Task brief
Output the material below unchanged, apart from leaving out the pictures.

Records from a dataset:
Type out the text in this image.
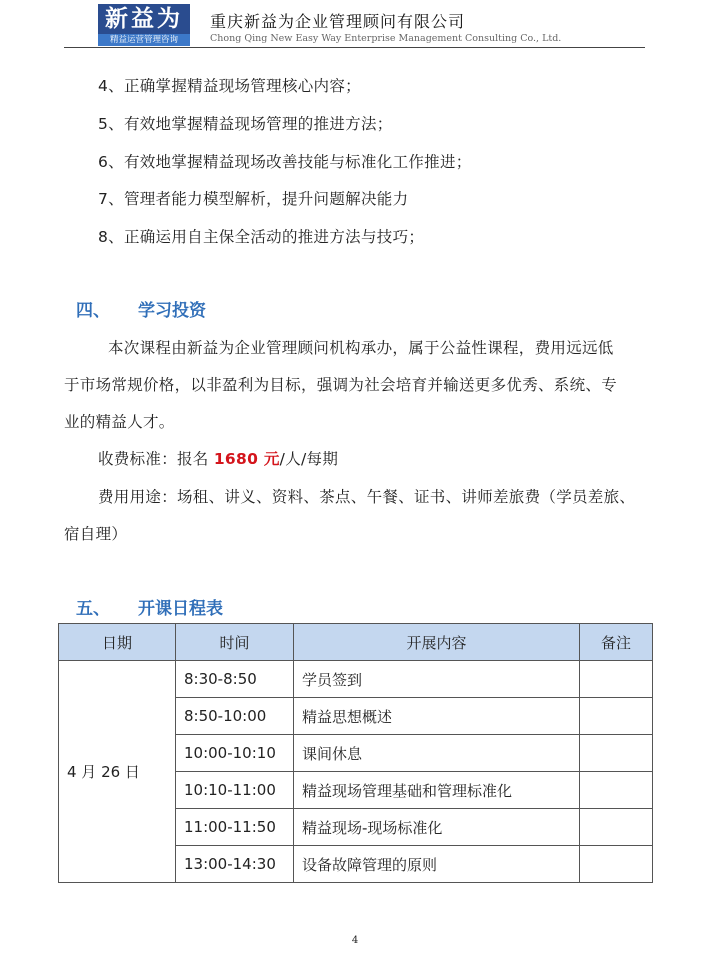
新益为
精益运营管理咨询
重庆新益为企业管理顾问有限公司
Chong Qing New Easy Way Enterprise Management Consulting Co., Ltd.
4、正确掌握精益现场管理核心内容；
5、有效地掌握精益现场管理的推进方法；
6、有效地掌握精益现场改善技能与标准化工作推进；
7、管理者能力模型解析，提升问题解决能力
8、正确运用自主保全活动的推进方法与技巧；
四、 学习投资
本次课程由新益为企业管理顾问机构承办，属于公益性课程，费用远远低
于市场常规价格，以非盈利为目标，强调为社会培育并输送更多优秀、系统、专
业的精益人才。
收费标准：报名 1680 元/人/每期
费用用途：场租、讲义、资料、茶点、午餐、证书、讲师差旅费（学员差旅、
宿自理）
五、 开课日程表
日期	时间	开展内容	备注
4 月 26 日	8:30-8:50	学员签到	
	8:50-10:00	精益思想概述	
	10:00-10:10	课间休息	
	10:10-11:00	精益现场管理基础和管理标准化	
	11:00-11:50	精益现场-现场标准化	
	13:00-14:30	设备故障管理的原则	
4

Response
Type out the text in this image.
新益为
精益运营管理咨询
重庆新益为企业管理顾问有限公司
Chong Qing New Easy Way Enterprise Management Consulting Co., Ltd.
4、正确掌握精益现场管理核心内容；
5、有效地掌握精益现场管理的推进方法；
6、有效地掌握精益现场改善技能与标准化工作推进；
7、管理者能力模型解析，提升问题解决能力
8、正确运用自主保全活动的推进方法与技巧；
四、 学习投资
本次课程由新益为企业管理顾问机构承办，属于公益性课程，费用远远低
于市场常规价格，以非盈利为目标，强调为社会培育并输送更多优秀、系统、专
业的精益人才。
收费标准：报名 1680 元/人/每期
费用用途：场租、讲义、资料、茶点、午餐、证书、讲师差旅费（学员差旅、
宿自理）
五、 开课日程表
日期	时间	开展内容	备注
4 月 26 日	8:30-8:50	学员签到	
	8:50-10:00	精益思想概述	
	10:00-10:10	课间休息	
	10:10-11:00	精益现场管理基础和管理标准化	
	11:00-11:50	精益现场-现场标准化	
	13:00-14:30	设备故障管理的原则	
4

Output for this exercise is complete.